[Dataset rows]

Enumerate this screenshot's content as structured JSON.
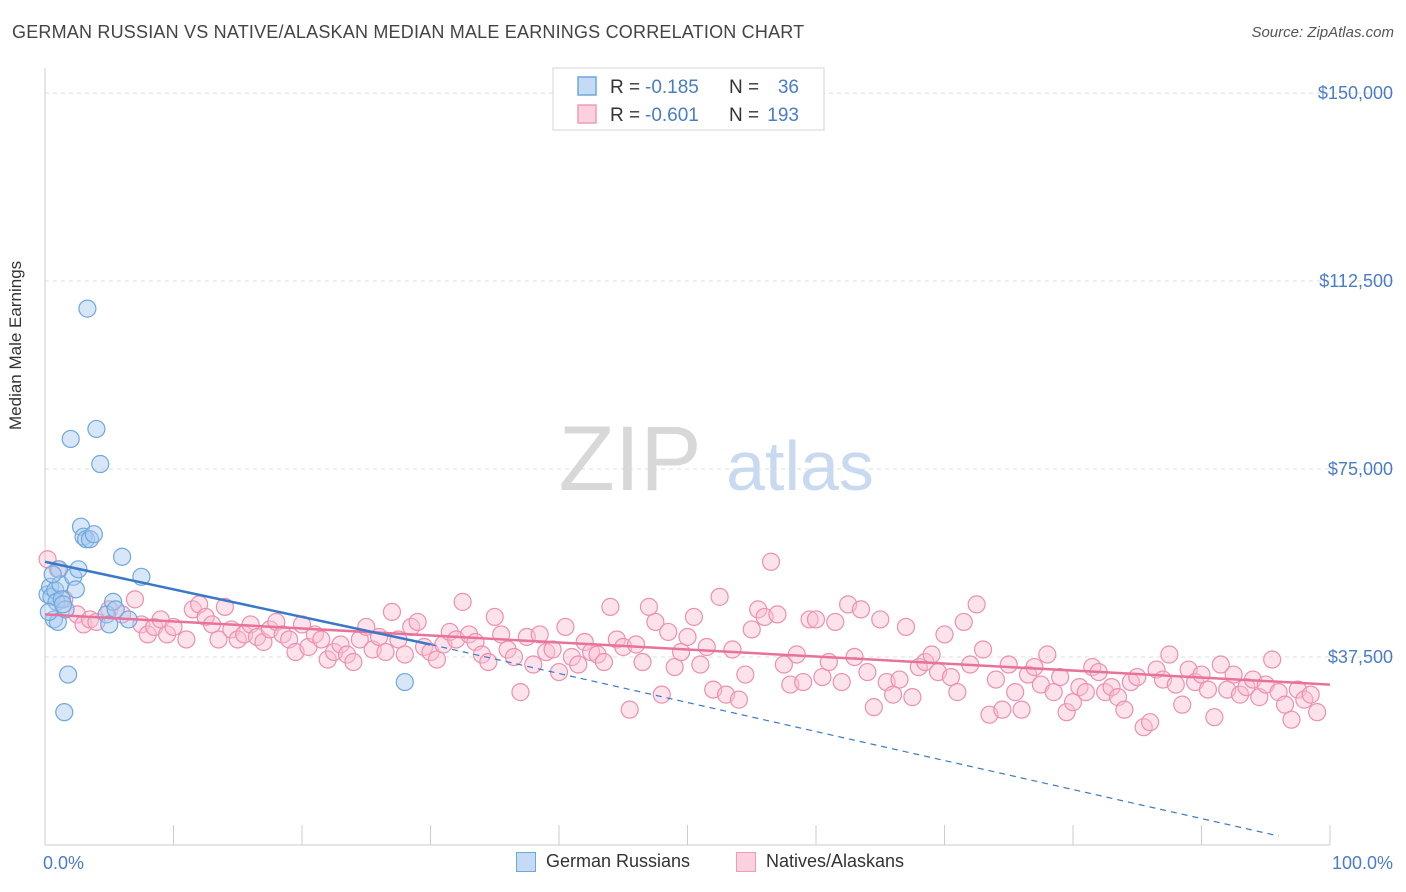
{
  "title": "GERMAN RUSSIAN VS NATIVE/ALASKAN MEDIAN MALE EARNINGS CORRELATION CHART",
  "source": "Source: ZipAtlas.com",
  "watermark": {
    "zip": "ZIP",
    "atlas": "atlas"
  },
  "legend_stats": [
    {
      "r_label": "R =",
      "r_value": "-0.185",
      "n_label": "N =",
      "n_value": "36",
      "color": "#6fa8dc"
    },
    {
      "r_label": "R =",
      "r_value": "-0.601",
      "n_label": "N =",
      "n_value": "193",
      "color": "#f39ab8"
    }
  ],
  "colors": {
    "blue": "#6fa8dc",
    "blue_line": "#3a78c8",
    "pink": "#f39ab8",
    "pink_line": "#e8729a",
    "axis_text": "#4a7cc9"
  },
  "chart_data": {
    "type": "scatter",
    "title": "GERMAN RUSSIAN VS NATIVE/ALASKAN MEDIAN MALE EARNINGS CORRELATION CHART",
    "xlabel": "",
    "ylabel": "Median Male Earnings",
    "xlim": [
      0,
      100
    ],
    "ylim": [
      0,
      155000
    ],
    "x_tick_labels": [
      "0.0%",
      "100.0%"
    ],
    "y_ticks": [
      37500,
      75000,
      112500,
      150000
    ],
    "y_tick_labels": [
      "$37,500",
      "$75,000",
      "$112,500",
      "$150,000"
    ],
    "grid": true,
    "legend_position": "top-center",
    "series": [
      {
        "name": "German Russians",
        "color": "#6fa8dc",
        "r": -0.185,
        "n": 36,
        "trend": {
          "x0": 0,
          "y0": 56500,
          "x1": 30,
          "y1": 40000,
          "dashed_x1": 96,
          "dashed_y1": 1800
        },
        "points": [
          [
            0.2,
            50000
          ],
          [
            0.4,
            51500
          ],
          [
            0.5,
            49500
          ],
          [
            0.7,
            45000
          ],
          [
            0.8,
            50800
          ],
          [
            0.9,
            48500
          ],
          [
            1.0,
            44500
          ],
          [
            1.1,
            55000
          ],
          [
            1.2,
            52000
          ],
          [
            1.3,
            49000
          ],
          [
            1.5,
            26500
          ],
          [
            1.6,
            47000
          ],
          [
            1.8,
            34000
          ],
          [
            2.0,
            81000
          ],
          [
            2.2,
            53500
          ],
          [
            2.4,
            51000
          ],
          [
            2.6,
            55000
          ],
          [
            2.8,
            63500
          ],
          [
            3.0,
            61500
          ],
          [
            3.2,
            61000
          ],
          [
            3.3,
            107000
          ],
          [
            3.5,
            61000
          ],
          [
            3.8,
            62000
          ],
          [
            4.0,
            83000
          ],
          [
            4.3,
            76000
          ],
          [
            4.8,
            46000
          ],
          [
            5.0,
            44000
          ],
          [
            5.3,
            48500
          ],
          [
            5.5,
            47000
          ],
          [
            6.0,
            57500
          ],
          [
            6.5,
            45000
          ],
          [
            7.5,
            53500
          ],
          [
            0.3,
            46500
          ],
          [
            0.6,
            54000
          ],
          [
            1.4,
            48000
          ],
          [
            28,
            32500
          ]
        ]
      },
      {
        "name": "Natives/Alaskans",
        "color": "#f39ab8",
        "r": -0.601,
        "n": 193,
        "trend": {
          "x0": 0,
          "y0": 46000,
          "x1": 100,
          "y1": 32000
        },
        "points": [
          [
            0.2,
            57000
          ],
          [
            1,
            55000
          ],
          [
            1.5,
            49000
          ],
          [
            2.5,
            46000
          ],
          [
            3,
            44000
          ],
          [
            3.5,
            45000
          ],
          [
            4,
            44500
          ],
          [
            5,
            47000
          ],
          [
            6,
            46000
          ],
          [
            7,
            49000
          ],
          [
            7.5,
            44000
          ],
          [
            8,
            42000
          ],
          [
            8.5,
            43500
          ],
          [
            9,
            45000
          ],
          [
            9.5,
            42000
          ],
          [
            10,
            43500
          ],
          [
            11,
            41000
          ],
          [
            11.5,
            47000
          ],
          [
            12,
            48000
          ],
          [
            12.5,
            45500
          ],
          [
            13,
            44000
          ],
          [
            13.5,
            41000
          ],
          [
            14,
            47500
          ],
          [
            14.5,
            43000
          ],
          [
            15,
            41000
          ],
          [
            15.5,
            42000
          ],
          [
            16,
            44000
          ],
          [
            16.5,
            41500
          ],
          [
            17,
            40500
          ],
          [
            17.5,
            43000
          ],
          [
            18,
            44500
          ],
          [
            18.5,
            42000
          ],
          [
            19,
            41000
          ],
          [
            19.5,
            38500
          ],
          [
            20,
            44000
          ],
          [
            20.5,
            39500
          ],
          [
            21,
            42000
          ],
          [
            21.5,
            41000
          ],
          [
            22,
            37000
          ],
          [
            22.5,
            38500
          ],
          [
            23,
            40000
          ],
          [
            23.5,
            38000
          ],
          [
            24,
            36500
          ],
          [
            24.5,
            41000
          ],
          [
            25,
            43500
          ],
          [
            25.5,
            39000
          ],
          [
            26,
            41500
          ],
          [
            26.5,
            38500
          ],
          [
            27,
            46500
          ],
          [
            27.5,
            41000
          ],
          [
            28,
            38000
          ],
          [
            28.5,
            43500
          ],
          [
            29,
            44500
          ],
          [
            29.5,
            39500
          ],
          [
            30,
            38500
          ],
          [
            30.5,
            37000
          ],
          [
            31,
            40000
          ],
          [
            31.5,
            42500
          ],
          [
            32,
            41000
          ],
          [
            32.5,
            48500
          ],
          [
            33,
            42000
          ],
          [
            33.5,
            40500
          ],
          [
            34,
            38000
          ],
          [
            34.5,
            36500
          ],
          [
            35,
            45500
          ],
          [
            35.5,
            42000
          ],
          [
            36,
            39000
          ],
          [
            36.5,
            37500
          ],
          [
            37,
            30500
          ],
          [
            37.5,
            41500
          ],
          [
            38,
            36000
          ],
          [
            38.5,
            42000
          ],
          [
            39,
            38500
          ],
          [
            39.5,
            39000
          ],
          [
            40,
            34500
          ],
          [
            40.5,
            43500
          ],
          [
            41,
            37500
          ],
          [
            41.5,
            36000
          ],
          [
            42,
            40500
          ],
          [
            42.5,
            38500
          ],
          [
            43,
            38000
          ],
          [
            43.5,
            36500
          ],
          [
            44,
            47500
          ],
          [
            44.5,
            41000
          ],
          [
            45,
            39500
          ],
          [
            45.5,
            27000
          ],
          [
            46,
            40000
          ],
          [
            46.5,
            36500
          ],
          [
            47,
            47500
          ],
          [
            47.5,
            44500
          ],
          [
            48,
            30000
          ],
          [
            48.5,
            42500
          ],
          [
            49,
            35500
          ],
          [
            49.5,
            38500
          ],
          [
            50,
            41500
          ],
          [
            50.5,
            45500
          ],
          [
            51,
            36000
          ],
          [
            51.5,
            39500
          ],
          [
            52,
            31000
          ],
          [
            52.5,
            49500
          ],
          [
            53,
            30000
          ],
          [
            53.5,
            39000
          ],
          [
            54,
            29000
          ],
          [
            54.5,
            34000
          ],
          [
            55,
            43000
          ],
          [
            55.5,
            47000
          ],
          [
            56,
            45500
          ],
          [
            56.5,
            56500
          ],
          [
            57,
            46000
          ],
          [
            57.5,
            36000
          ],
          [
            58,
            32000
          ],
          [
            58.5,
            38000
          ],
          [
            59,
            32500
          ],
          [
            59.5,
            45000
          ],
          [
            60,
            45000
          ],
          [
            60.5,
            33500
          ],
          [
            61,
            36500
          ],
          [
            61.5,
            44500
          ],
          [
            62,
            32500
          ],
          [
            62.5,
            48000
          ],
          [
            63,
            37500
          ],
          [
            63.5,
            47000
          ],
          [
            64,
            34500
          ],
          [
            64.5,
            27500
          ],
          [
            65,
            45000
          ],
          [
            65.5,
            32500
          ],
          [
            66,
            30000
          ],
          [
            66.5,
            33000
          ],
          [
            67,
            43500
          ],
          [
            67.5,
            29500
          ],
          [
            68,
            35500
          ],
          [
            68.5,
            36500
          ],
          [
            69,
            38000
          ],
          [
            69.5,
            34500
          ],
          [
            70,
            42000
          ],
          [
            70.5,
            33500
          ],
          [
            71,
            30500
          ],
          [
            71.5,
            44500
          ],
          [
            72,
            36000
          ],
          [
            72.5,
            48000
          ],
          [
            73,
            39000
          ],
          [
            73.5,
            26000
          ],
          [
            74,
            33000
          ],
          [
            74.5,
            27000
          ],
          [
            75,
            36000
          ],
          [
            75.5,
            30500
          ],
          [
            76,
            27000
          ],
          [
            76.5,
            34000
          ],
          [
            77,
            35500
          ],
          [
            77.5,
            32000
          ],
          [
            78,
            38000
          ],
          [
            78.5,
            30500
          ],
          [
            79,
            33500
          ],
          [
            79.5,
            26500
          ],
          [
            80,
            28500
          ],
          [
            80.5,
            31500
          ],
          [
            81,
            30500
          ],
          [
            81.5,
            35500
          ],
          [
            82,
            34500
          ],
          [
            82.5,
            30500
          ],
          [
            83,
            31500
          ],
          [
            83.5,
            29500
          ],
          [
            84,
            27000
          ],
          [
            84.5,
            32500
          ],
          [
            85,
            33500
          ],
          [
            85.5,
            23500
          ],
          [
            86,
            24500
          ],
          [
            86.5,
            35000
          ],
          [
            87,
            33000
          ],
          [
            87.5,
            38000
          ],
          [
            88,
            32000
          ],
          [
            88.5,
            28000
          ],
          [
            89,
            35000
          ],
          [
            89.5,
            32500
          ],
          [
            90,
            34000
          ],
          [
            90.5,
            31000
          ],
          [
            91,
            25500
          ],
          [
            91.5,
            36000
          ],
          [
            92,
            31000
          ],
          [
            92.5,
            34000
          ],
          [
            93,
            30000
          ],
          [
            93.5,
            31500
          ],
          [
            94,
            33000
          ],
          [
            94.5,
            29500
          ],
          [
            95,
            32000
          ],
          [
            95.5,
            37000
          ],
          [
            96,
            30500
          ],
          [
            96.5,
            28000
          ],
          [
            97,
            25000
          ],
          [
            97.5,
            31000
          ],
          [
            98,
            29000
          ],
          [
            98.5,
            30000
          ],
          [
            99,
            26500
          ]
        ]
      }
    ]
  },
  "legend_bottom": [
    {
      "label": "German Russians",
      "color": "#6fa8dc"
    },
    {
      "label": "Natives/Alaskans",
      "color": "#f39ab8"
    }
  ]
}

**Written instruction**
From the data above, copy each line that holds "name".

**Right answer**
        "name": "German Russians",
        "name": "Natives/Alaskans",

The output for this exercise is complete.